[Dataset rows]
......

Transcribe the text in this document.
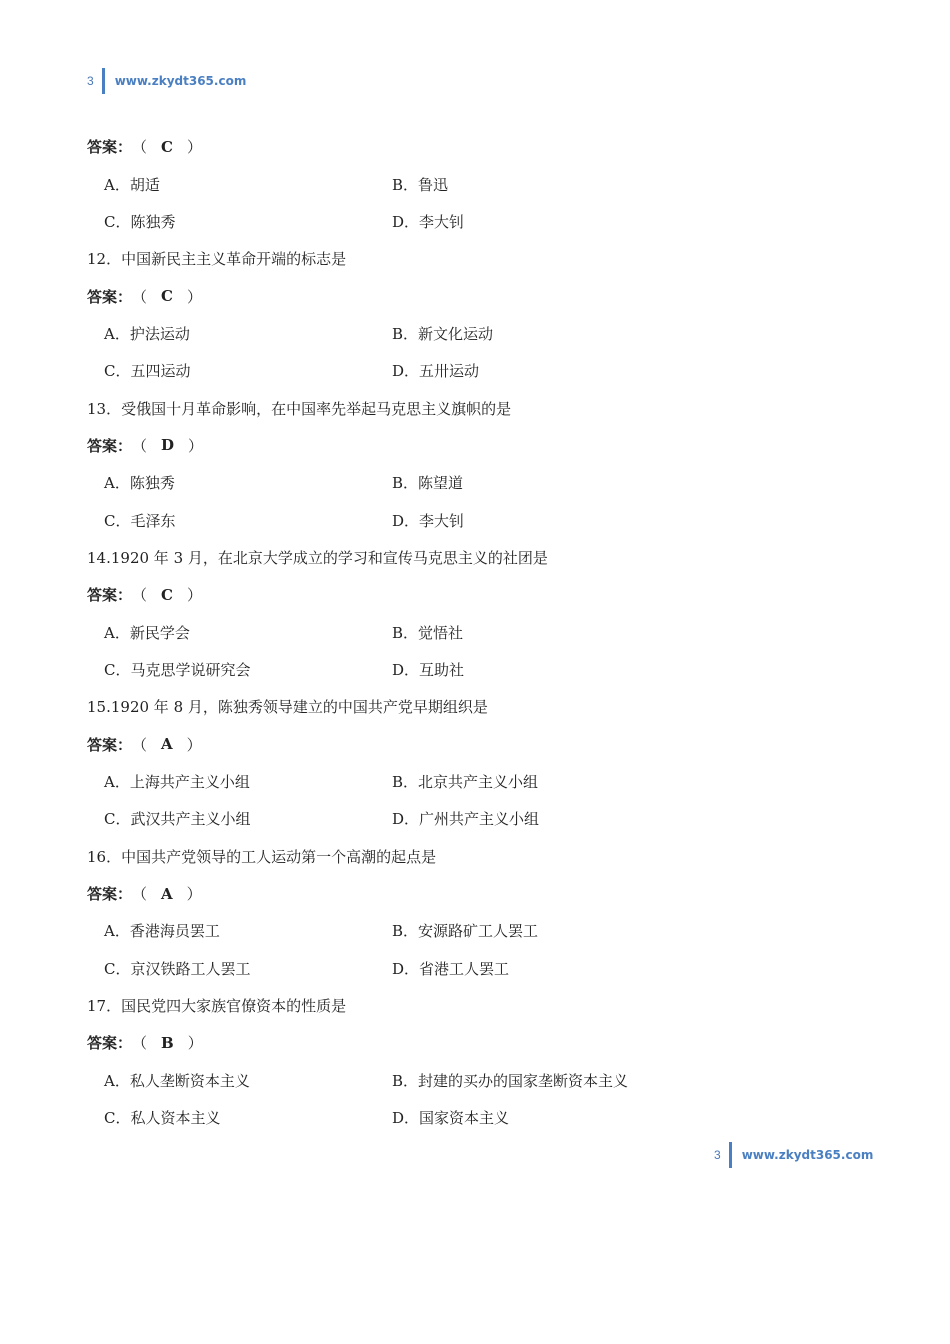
3 www.zkydt365.com
答案： （ C ）
A．胡适	B．鲁迅
C．陈独秀	D．李大钊
12．中国新民主主义革命开端的标志是
答案： （ C ）
A．护法运动	B．新文化运动
C．五四运动	D．五卅运动
13．受俄国十月革命影响，在中国率先举起马克思主义旗帜的是
答案： （ D ）
A．陈独秀	B．陈望道
C．毛泽东	D．李大钊
14.1920 年 3 月，在北京大学成立的学习和宣传马克思主义的社团是
答案： （ C ）
A．新民学会	B．觉悟社
C．马克思学说研究会	D．互助社
15.1920 年 8 月，陈独秀领导建立的中国共产党早期组织是
答案： （ A ）
A．上海共产主义小组	B．北京共产主义小组
C．武汉共产主义小组	D．广州共产主义小组
16．中国共产党领导的工人运动第一个高潮的起点是
答案： （ A ）
A．香港海员罢工	B．安源路矿工人罢工
C．京汉铁路工人罢工	D．省港工人罢工
17．国民党四大家族官僚资本的性质是
答案： （ B ）
A．私人垄断资本主义	B．封建的买办的国家垄断资本主义
C．私人资本主义	D．国家资本主义
3 www.zkydt365.com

......

◆ Work instructions ◆
Every record above should be written out again without change, except that the pictures are left out.

◆ Exercise solution ◆
Transcribe the text in this document.
3 www.zkydt365.com
答案： （ C ）
A．胡适	B．鲁迅
C．陈独秀	D．李大钊
12．中国新民主主义革命开端的标志是
答案： （ C ）
A．护法运动	B．新文化运动
C．五四运动	D．五卅运动
13．受俄国十月革命影响，在中国率先举起马克思主义旗帜的是
答案： （ D ）
A．陈独秀	B．陈望道
C．毛泽东	D．李大钊
14.1920 年 3 月，在北京大学成立的学习和宣传马克思主义的社团是
答案： （ C ）
A．新民学会	B．觉悟社
C．马克思学说研究会	D．互助社
15.1920 年 8 月，陈独秀领导建立的中国共产党早期组织是
答案： （ A ）
A．上海共产主义小组	B．北京共产主义小组
C．武汉共产主义小组	D．广州共产主义小组
16．中国共产党领导的工人运动第一个高潮的起点是
答案： （ A ）
A．香港海员罢工	B．安源路矿工人罢工
C．京汉铁路工人罢工	D．省港工人罢工
17．国民党四大家族官僚资本的性质是
答案： （ B ）
A．私人垄断资本主义	B．封建的买办的国家垄断资本主义
C．私人资本主义	D．国家资本主义
3 www.zkydt365.com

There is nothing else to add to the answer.